*TASK DETAILS*. Write out every single entry exactly.

*MATERIAL SUPPLIED*.
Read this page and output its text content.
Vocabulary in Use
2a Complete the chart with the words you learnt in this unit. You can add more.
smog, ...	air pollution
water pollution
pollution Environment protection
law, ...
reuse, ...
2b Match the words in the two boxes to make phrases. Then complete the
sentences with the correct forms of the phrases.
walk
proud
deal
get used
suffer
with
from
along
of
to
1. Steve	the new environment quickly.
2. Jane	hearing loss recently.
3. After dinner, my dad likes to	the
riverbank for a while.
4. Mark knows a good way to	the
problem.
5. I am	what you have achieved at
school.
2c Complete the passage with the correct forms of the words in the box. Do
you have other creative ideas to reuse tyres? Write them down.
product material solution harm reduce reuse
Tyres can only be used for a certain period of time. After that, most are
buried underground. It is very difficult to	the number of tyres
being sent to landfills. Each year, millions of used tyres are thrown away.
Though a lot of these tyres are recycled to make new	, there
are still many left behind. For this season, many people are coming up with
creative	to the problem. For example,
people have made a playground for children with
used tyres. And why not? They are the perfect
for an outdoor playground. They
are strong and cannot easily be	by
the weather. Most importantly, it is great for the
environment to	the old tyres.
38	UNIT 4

*WRITTEN ANSWER*.
Read this page and output its text content.
Vocabulary in Use
2a Complete the chart with the words you learnt in this unit. You can add more.
smog, ...	air pollution
water pollution
pollution Environment protection
law, ...
reuse, ...
2b Match the words in the two boxes to make phrases. Then complete the
sentences with the correct forms of the phrases.
walk
proud
deal
get used
suffer
with
from
along
of
to
1. Steve	the new environment quickly.
2. Jane	hearing loss recently.
3. After dinner, my dad likes to	the
riverbank for a while.
4. Mark knows a good way to	the
problem.
5. I am	what you have achieved at
school.
2c Complete the passage with the correct forms of the words in the box. Do
you have other creative ideas to reuse tyres? Write them down.
product material solution harm reduce reuse
Tyres can only be used for a certain period of time. After that, most are
buried underground. It is very difficult to	the number of tyres
being sent to landfills. Each year, millions of used tyres are thrown away.
Though a lot of these tyres are recycled to make new	, there
are still many left behind. For this season, many people are coming up with
creative	to the problem. For example,
people have made a playground for children with
used tyres. And why not? They are the perfect
for an outdoor playground. They
are strong and cannot easily be	by
the weather. Most importantly, it is great for the
environment to	the old tyres.
38	UNIT 4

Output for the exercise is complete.